- [INFORMATION PROVIDED]:
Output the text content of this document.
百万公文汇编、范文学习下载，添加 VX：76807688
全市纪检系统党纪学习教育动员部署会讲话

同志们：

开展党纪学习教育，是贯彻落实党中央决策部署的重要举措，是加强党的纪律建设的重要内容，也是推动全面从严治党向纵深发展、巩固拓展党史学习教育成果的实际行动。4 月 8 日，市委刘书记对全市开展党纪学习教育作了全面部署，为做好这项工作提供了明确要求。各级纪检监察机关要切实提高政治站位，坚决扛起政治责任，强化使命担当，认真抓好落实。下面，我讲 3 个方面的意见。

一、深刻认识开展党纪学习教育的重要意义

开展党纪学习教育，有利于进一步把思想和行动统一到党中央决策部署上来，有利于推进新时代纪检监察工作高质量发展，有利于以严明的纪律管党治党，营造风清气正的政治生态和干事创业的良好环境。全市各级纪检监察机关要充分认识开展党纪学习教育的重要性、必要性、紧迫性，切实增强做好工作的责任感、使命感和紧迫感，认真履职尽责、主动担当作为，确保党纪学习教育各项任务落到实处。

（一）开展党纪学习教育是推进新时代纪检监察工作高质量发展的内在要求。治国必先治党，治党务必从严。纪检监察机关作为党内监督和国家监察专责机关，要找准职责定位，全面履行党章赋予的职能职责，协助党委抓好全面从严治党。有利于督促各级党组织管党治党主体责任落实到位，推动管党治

- [DIRECTION]: Restate each of the entries above verbatim.

- [EXERCISE RESULT]:
Output the text content of this document.
百万公文汇编、范文学习下载，添加 VX：76807688
全市纪检系统党纪学习教育动员部署会讲话

同志们：

开展党纪学习教育，是贯彻落实党中央决策部署的重要举措，是加强党的纪律建设的重要内容，也是推动全面从严治党向纵深发展、巩固拓展党史学习教育成果的实际行动。4 月 8 日，市委刘书记对全市开展党纪学习教育作了全面部署，为做好这项工作提供了明确要求。各级纪检监察机关要切实提高政治站位，坚决扛起政治责任，强化使命担当，认真抓好落实。下面，我讲 3 个方面的意见。

一、深刻认识开展党纪学习教育的重要意义

开展党纪学习教育，有利于进一步把思想和行动统一到党中央决策部署上来，有利于推进新时代纪检监察工作高质量发展，有利于以严明的纪律管党治党，营造风清气正的政治生态和干事创业的良好环境。全市各级纪检监察机关要充分认识开展党纪学习教育的重要性、必要性、紧迫性，切实增强做好工作的责任感、使命感和紧迫感，认真履职尽责、主动担当作为，确保党纪学习教育各项任务落到实处。

（一）开展党纪学习教育是推进新时代纪检监察工作高质量发展的内在要求。治国必先治党，治党务必从严。纪检监察机关作为党内监督和国家监察专责机关，要找准职责定位，全面履行党章赋予的职能职责，协助党委抓好全面从严治党。有利于督促各级党组织管党治党主体责任落实到位，推动管党治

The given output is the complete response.